Instruction
Copy every line from the data below in which the string "Normal" can be found.

++++++

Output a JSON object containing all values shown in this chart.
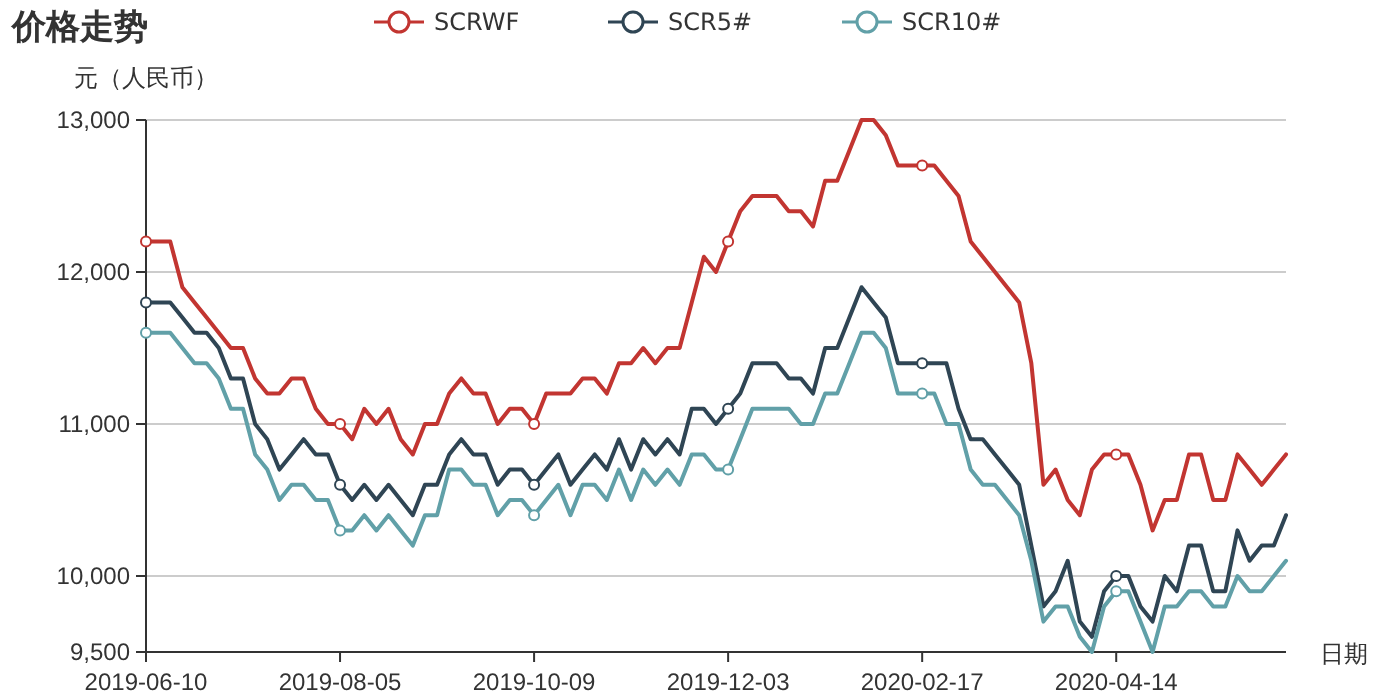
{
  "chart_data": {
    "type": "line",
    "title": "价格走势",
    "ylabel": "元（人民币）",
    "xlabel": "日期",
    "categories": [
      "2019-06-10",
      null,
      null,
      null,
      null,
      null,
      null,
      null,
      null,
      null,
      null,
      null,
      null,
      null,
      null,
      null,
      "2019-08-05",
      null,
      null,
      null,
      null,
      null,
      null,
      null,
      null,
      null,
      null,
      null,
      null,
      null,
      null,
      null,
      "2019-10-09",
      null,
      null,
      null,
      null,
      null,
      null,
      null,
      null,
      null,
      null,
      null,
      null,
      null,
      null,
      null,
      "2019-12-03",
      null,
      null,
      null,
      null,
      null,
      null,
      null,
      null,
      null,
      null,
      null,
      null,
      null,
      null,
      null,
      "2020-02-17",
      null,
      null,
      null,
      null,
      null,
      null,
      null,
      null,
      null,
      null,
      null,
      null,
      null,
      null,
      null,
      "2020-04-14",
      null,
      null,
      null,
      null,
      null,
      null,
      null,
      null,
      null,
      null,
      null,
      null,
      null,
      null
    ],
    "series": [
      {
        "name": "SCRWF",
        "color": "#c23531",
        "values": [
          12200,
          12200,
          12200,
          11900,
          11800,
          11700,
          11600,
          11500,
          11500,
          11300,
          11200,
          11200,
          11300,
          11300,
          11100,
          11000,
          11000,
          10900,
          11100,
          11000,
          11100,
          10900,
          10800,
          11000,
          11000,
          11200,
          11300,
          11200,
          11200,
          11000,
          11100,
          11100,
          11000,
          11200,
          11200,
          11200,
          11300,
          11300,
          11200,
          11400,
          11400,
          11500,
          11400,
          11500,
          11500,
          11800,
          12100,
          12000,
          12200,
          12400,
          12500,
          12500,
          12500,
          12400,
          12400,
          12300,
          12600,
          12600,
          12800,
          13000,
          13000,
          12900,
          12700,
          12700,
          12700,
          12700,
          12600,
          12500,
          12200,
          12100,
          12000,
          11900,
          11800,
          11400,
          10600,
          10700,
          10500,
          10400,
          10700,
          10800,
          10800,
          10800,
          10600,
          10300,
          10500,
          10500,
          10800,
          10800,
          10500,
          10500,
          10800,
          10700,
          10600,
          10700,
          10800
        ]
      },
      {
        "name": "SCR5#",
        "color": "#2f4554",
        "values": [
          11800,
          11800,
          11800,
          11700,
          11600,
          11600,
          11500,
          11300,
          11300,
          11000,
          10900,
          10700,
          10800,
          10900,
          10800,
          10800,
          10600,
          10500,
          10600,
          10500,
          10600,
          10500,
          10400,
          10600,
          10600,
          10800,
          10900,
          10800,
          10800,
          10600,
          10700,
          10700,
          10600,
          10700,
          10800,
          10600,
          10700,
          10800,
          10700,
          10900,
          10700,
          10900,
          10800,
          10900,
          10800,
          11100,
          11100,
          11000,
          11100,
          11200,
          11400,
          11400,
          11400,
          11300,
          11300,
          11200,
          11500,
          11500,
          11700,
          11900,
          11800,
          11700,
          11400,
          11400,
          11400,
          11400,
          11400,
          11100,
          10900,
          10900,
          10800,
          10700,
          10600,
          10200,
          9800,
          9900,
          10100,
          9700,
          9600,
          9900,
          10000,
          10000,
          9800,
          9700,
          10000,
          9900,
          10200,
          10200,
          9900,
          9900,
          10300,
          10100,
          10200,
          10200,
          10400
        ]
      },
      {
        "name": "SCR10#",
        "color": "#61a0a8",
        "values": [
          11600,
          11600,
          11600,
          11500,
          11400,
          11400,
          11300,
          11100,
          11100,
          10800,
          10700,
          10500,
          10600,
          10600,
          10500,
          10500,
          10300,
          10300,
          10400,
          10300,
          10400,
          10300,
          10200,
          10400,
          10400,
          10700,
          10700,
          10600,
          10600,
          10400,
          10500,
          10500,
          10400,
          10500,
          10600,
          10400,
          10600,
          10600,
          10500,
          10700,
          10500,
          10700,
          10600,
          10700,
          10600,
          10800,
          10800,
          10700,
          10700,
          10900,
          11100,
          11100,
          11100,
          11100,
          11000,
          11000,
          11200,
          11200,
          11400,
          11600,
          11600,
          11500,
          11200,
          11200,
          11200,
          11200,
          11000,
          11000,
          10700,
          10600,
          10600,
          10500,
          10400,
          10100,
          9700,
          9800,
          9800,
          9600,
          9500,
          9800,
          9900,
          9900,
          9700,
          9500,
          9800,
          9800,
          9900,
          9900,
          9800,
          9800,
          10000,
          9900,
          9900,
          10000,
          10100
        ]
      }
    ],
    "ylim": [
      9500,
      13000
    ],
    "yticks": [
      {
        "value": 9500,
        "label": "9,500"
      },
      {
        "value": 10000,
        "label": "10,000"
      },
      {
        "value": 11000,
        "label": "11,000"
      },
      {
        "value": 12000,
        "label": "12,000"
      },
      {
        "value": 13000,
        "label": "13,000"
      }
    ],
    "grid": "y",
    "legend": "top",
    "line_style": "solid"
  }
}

++++++

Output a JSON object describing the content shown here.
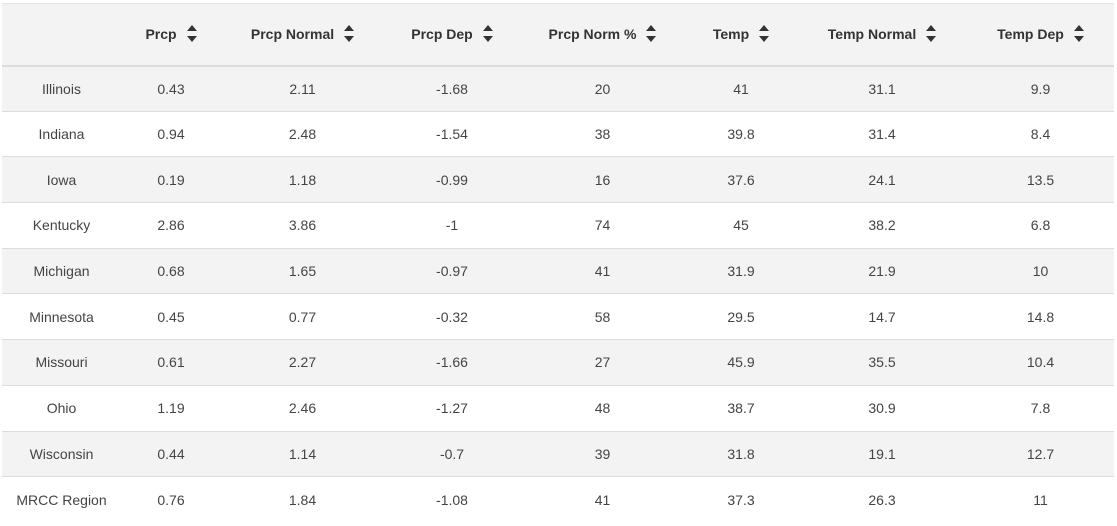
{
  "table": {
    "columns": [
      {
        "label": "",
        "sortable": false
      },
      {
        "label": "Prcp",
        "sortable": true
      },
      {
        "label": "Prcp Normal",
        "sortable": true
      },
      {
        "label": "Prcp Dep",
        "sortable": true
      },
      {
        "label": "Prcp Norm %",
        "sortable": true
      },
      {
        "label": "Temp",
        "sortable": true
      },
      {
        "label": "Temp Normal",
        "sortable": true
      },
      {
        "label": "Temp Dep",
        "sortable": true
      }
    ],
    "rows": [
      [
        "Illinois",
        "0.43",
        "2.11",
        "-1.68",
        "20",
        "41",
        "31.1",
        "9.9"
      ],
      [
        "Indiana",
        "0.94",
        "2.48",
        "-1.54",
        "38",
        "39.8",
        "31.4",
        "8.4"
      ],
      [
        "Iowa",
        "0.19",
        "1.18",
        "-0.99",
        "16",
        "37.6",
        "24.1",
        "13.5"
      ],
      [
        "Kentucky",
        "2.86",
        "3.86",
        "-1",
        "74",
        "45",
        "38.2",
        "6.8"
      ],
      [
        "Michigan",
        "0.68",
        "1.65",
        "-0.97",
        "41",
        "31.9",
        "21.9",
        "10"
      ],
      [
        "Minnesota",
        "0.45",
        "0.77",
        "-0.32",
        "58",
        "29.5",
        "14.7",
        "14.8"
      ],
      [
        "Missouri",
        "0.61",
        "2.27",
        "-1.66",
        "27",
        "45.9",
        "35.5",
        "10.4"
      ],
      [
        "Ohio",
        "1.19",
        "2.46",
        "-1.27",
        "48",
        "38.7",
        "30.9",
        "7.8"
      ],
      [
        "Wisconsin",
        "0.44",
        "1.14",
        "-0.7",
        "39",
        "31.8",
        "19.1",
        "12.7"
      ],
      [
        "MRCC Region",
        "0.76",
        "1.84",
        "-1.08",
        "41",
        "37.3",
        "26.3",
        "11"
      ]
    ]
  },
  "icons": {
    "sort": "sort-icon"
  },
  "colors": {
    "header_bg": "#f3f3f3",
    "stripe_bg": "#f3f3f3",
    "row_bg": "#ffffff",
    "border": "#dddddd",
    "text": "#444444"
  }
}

++++++

Written solution
        "label": "Prcp Normal",
        "label": "Temp Normal",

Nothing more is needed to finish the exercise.